Print everything from the start of the records down to the line containing "job-location: Remote — USA [691,369,789,383]", both ends included, repeating each line exactly.
** begin EXCERPTED RECORDS **
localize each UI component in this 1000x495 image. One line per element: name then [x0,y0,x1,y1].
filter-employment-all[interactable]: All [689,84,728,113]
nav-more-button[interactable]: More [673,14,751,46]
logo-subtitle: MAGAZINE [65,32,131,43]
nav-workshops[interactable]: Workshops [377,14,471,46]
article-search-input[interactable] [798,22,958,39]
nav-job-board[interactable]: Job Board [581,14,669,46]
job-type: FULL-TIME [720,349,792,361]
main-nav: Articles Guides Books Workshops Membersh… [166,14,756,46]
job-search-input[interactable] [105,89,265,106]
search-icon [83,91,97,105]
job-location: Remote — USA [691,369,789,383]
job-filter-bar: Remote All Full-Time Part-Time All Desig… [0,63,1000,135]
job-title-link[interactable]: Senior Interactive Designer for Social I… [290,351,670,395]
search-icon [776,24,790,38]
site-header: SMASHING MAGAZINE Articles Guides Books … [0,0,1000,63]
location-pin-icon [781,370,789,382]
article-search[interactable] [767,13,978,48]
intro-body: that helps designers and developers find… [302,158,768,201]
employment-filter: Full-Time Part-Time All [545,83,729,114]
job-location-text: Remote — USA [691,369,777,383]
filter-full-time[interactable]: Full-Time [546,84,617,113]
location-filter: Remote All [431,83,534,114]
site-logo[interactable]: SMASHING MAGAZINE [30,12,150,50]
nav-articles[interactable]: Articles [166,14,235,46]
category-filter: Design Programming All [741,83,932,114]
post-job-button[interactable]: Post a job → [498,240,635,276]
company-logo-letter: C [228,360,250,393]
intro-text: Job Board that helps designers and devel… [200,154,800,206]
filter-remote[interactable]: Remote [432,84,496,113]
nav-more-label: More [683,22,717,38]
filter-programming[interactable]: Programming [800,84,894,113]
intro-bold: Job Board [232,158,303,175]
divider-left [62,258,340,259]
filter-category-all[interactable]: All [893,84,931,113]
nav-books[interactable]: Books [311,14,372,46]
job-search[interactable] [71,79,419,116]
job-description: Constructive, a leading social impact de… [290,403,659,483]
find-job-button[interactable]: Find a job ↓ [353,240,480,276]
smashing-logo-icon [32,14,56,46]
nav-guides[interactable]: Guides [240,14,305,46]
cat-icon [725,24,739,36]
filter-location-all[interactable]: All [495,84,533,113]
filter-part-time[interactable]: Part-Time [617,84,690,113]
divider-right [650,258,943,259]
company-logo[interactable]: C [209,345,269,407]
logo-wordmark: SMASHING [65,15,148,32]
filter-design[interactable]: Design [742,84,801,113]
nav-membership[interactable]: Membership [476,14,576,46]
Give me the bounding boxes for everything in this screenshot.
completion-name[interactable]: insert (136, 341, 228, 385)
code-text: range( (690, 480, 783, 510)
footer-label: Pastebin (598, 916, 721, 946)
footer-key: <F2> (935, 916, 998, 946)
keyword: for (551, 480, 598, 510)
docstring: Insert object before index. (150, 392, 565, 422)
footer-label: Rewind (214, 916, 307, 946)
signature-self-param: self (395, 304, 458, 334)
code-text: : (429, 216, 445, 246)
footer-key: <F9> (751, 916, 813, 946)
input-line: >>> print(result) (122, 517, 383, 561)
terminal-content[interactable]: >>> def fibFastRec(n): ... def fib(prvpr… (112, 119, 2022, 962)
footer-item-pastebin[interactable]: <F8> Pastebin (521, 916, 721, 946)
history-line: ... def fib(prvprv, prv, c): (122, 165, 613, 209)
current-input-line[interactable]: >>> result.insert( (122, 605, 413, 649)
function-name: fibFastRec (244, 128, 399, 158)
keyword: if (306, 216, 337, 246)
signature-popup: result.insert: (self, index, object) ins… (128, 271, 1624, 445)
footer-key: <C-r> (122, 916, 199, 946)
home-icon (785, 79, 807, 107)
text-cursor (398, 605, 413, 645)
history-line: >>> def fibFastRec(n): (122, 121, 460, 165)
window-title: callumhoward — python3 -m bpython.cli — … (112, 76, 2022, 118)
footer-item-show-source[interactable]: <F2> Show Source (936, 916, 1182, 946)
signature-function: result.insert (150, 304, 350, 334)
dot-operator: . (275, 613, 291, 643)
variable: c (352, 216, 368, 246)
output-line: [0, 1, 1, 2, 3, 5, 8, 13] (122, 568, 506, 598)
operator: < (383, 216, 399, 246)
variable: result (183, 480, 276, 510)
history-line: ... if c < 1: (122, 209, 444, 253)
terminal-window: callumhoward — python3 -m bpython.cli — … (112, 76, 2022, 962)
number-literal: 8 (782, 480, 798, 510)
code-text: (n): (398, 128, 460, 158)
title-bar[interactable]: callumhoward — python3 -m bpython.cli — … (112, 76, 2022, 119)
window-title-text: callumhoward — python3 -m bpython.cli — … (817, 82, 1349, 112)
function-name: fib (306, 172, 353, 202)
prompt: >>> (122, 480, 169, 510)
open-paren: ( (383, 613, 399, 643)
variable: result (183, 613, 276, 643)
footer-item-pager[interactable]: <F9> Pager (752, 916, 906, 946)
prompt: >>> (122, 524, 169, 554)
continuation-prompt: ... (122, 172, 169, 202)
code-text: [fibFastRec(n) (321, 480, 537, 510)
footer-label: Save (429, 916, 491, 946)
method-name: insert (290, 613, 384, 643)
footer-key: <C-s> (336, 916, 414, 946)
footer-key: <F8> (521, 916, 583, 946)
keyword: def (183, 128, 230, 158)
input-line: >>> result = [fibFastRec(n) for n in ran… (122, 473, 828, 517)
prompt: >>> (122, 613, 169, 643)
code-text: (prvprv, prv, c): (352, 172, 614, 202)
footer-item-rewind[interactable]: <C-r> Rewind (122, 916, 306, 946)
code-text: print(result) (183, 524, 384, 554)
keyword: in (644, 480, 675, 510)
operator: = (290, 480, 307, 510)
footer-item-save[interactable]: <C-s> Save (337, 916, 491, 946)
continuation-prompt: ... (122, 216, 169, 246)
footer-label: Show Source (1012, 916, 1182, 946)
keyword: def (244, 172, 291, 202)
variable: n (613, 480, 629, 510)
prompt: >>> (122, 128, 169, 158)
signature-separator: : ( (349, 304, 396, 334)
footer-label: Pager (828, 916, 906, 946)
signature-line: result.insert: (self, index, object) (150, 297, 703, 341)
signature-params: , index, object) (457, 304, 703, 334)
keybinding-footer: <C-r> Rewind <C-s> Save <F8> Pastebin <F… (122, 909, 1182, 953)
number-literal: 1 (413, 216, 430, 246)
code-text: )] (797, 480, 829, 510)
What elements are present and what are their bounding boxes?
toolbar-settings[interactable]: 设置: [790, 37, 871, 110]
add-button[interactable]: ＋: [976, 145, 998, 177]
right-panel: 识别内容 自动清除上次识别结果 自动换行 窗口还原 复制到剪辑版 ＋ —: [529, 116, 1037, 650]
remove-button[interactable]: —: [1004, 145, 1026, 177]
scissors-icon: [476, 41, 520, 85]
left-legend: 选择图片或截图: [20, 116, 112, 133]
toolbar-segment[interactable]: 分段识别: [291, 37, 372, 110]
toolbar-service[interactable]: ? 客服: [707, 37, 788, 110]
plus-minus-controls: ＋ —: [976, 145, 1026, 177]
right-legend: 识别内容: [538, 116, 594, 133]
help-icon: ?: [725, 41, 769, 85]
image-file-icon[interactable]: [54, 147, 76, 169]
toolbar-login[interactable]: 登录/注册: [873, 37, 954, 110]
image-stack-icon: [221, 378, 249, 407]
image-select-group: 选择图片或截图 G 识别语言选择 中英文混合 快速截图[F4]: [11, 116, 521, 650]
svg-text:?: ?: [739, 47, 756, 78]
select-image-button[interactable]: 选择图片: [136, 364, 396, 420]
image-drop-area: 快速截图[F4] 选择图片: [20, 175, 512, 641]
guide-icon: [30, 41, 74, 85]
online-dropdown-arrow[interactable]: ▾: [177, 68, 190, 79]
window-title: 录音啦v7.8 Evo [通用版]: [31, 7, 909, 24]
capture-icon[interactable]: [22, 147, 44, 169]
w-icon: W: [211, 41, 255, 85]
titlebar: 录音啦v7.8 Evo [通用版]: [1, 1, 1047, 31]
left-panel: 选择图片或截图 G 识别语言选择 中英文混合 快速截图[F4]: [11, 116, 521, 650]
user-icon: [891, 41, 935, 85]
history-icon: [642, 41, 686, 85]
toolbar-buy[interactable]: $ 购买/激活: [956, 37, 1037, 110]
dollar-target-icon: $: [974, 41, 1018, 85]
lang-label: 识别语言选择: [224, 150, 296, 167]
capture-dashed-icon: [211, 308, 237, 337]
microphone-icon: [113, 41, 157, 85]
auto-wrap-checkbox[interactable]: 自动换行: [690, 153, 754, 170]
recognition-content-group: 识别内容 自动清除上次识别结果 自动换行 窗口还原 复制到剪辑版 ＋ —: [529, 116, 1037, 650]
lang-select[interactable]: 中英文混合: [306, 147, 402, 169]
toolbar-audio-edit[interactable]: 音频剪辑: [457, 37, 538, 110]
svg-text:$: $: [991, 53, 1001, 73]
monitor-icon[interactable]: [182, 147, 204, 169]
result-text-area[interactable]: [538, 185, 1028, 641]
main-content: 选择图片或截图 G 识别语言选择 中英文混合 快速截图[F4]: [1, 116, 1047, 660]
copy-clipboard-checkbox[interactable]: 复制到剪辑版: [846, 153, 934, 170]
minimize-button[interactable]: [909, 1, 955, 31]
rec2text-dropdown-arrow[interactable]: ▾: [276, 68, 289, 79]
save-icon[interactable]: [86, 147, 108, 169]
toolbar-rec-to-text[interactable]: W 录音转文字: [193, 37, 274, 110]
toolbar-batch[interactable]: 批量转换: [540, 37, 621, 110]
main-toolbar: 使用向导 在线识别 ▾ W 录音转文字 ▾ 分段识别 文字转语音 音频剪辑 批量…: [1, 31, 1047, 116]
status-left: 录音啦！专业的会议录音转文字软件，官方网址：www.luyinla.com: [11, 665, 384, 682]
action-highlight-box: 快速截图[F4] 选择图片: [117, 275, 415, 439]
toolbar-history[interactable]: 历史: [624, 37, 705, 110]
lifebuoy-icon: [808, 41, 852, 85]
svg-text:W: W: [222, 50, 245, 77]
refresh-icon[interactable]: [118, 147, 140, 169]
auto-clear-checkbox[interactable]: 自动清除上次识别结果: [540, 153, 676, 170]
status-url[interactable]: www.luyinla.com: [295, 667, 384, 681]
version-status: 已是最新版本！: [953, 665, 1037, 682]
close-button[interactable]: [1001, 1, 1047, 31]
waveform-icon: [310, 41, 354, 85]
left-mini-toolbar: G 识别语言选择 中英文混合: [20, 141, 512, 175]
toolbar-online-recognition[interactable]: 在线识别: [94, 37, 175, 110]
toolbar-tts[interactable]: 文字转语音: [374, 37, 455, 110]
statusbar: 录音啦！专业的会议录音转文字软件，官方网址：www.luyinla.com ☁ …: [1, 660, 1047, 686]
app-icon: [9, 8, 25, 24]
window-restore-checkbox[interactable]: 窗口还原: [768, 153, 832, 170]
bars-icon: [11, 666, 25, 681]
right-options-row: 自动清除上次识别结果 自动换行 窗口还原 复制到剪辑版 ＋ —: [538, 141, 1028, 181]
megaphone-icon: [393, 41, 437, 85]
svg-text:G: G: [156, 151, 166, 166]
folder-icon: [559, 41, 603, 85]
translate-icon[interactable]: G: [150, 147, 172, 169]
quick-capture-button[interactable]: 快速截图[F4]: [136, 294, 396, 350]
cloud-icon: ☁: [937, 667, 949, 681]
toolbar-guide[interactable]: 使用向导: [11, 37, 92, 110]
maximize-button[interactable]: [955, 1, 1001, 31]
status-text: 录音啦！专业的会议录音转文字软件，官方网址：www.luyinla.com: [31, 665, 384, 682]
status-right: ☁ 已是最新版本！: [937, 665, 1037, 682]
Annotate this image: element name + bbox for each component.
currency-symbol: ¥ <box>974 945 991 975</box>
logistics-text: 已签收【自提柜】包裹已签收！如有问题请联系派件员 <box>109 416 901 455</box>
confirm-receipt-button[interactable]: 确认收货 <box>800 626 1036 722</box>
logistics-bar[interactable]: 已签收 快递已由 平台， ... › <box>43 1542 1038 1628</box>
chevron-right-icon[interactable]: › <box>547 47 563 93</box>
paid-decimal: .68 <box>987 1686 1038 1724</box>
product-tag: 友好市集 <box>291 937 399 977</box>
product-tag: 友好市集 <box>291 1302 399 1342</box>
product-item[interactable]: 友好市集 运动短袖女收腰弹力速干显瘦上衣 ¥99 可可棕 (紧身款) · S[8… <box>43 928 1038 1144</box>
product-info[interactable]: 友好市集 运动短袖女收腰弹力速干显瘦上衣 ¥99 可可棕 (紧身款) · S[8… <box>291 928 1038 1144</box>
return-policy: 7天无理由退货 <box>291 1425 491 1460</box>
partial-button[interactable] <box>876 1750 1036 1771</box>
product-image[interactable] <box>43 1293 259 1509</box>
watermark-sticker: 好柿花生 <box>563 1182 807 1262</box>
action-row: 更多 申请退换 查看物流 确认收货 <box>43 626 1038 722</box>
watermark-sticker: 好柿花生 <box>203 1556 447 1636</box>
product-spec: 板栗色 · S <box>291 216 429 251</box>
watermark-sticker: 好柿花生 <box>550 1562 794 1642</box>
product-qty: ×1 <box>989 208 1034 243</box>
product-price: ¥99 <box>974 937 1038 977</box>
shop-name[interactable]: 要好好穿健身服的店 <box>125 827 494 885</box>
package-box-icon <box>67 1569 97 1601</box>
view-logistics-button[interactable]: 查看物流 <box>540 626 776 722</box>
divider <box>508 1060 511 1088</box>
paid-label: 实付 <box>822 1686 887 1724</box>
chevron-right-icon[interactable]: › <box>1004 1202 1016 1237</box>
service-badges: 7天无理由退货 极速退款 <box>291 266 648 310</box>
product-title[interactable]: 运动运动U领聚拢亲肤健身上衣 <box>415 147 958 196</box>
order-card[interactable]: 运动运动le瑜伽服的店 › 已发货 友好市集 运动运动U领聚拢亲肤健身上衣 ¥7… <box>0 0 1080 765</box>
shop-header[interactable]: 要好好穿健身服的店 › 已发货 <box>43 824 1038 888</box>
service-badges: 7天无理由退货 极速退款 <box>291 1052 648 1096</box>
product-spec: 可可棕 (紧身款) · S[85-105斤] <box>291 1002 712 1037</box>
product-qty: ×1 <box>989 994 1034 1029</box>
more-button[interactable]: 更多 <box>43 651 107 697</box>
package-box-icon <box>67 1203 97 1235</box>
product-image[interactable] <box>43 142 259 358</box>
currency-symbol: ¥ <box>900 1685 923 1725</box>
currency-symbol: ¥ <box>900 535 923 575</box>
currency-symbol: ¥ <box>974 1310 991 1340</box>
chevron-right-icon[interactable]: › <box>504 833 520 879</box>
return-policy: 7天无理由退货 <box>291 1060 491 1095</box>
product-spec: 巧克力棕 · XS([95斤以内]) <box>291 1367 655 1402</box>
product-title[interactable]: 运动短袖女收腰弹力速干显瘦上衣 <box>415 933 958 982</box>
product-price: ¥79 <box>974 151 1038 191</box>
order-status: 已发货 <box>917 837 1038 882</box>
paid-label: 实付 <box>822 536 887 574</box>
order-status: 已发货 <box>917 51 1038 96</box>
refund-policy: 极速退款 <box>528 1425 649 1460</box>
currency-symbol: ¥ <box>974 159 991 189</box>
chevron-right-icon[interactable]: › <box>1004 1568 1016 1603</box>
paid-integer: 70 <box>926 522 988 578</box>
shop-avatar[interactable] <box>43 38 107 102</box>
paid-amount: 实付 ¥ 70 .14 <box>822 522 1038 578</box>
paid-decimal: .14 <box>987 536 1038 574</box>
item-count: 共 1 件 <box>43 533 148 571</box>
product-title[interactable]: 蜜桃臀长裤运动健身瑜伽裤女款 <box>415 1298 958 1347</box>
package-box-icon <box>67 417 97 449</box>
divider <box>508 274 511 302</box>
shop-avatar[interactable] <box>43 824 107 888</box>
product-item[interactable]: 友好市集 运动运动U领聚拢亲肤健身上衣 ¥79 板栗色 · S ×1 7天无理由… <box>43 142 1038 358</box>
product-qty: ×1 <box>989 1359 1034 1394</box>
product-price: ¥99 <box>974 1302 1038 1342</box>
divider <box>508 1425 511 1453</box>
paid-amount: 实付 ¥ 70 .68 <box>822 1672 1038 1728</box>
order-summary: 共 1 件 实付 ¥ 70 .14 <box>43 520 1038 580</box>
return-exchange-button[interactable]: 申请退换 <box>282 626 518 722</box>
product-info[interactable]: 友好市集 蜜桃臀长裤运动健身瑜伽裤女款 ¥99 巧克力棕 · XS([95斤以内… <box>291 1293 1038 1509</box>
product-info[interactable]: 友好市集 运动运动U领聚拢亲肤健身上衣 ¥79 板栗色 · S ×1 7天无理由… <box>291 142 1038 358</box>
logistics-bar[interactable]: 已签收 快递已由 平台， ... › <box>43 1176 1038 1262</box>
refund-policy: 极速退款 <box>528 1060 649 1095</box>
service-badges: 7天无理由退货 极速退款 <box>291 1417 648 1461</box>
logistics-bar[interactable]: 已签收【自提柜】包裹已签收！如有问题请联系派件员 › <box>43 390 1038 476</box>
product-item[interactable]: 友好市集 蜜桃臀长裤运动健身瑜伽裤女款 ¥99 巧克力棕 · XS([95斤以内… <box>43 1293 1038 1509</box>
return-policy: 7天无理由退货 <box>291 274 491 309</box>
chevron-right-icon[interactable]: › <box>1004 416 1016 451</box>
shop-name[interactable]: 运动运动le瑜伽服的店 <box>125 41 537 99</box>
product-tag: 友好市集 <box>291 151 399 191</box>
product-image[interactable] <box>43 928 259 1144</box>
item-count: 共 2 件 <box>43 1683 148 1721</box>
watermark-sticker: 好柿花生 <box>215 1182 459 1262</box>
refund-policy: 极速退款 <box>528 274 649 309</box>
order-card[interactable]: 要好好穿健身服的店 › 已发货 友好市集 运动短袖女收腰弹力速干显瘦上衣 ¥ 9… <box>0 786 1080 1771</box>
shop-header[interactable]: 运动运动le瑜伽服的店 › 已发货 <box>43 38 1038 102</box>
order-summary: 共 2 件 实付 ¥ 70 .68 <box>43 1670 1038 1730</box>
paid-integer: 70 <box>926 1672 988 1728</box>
** end EXCERPTED RECORDS **
[OUTPUT OF THE EXERCISE]
localize each UI component in this 1000x495 image. One line per element: name then [x0,y0,x1,y1].
filter-employment-all[interactable]: All [689,84,728,113]
nav-more-button[interactable]: More [673,14,751,46]
logo-subtitle: MAGAZINE [65,32,131,43]
nav-workshops[interactable]: Workshops [377,14,471,46]
article-search-input[interactable] [798,22,958,39]
nav-job-board[interactable]: Job Board [581,14,669,46]
job-type: FULL-TIME [720,349,792,361]
main-nav: Articles Guides Books Workshops Membersh… [166,14,756,46]
job-search-input[interactable] [105,89,265,106]
search-icon [83,91,97,105]
job-location: Remote — USA [691,369,789,383]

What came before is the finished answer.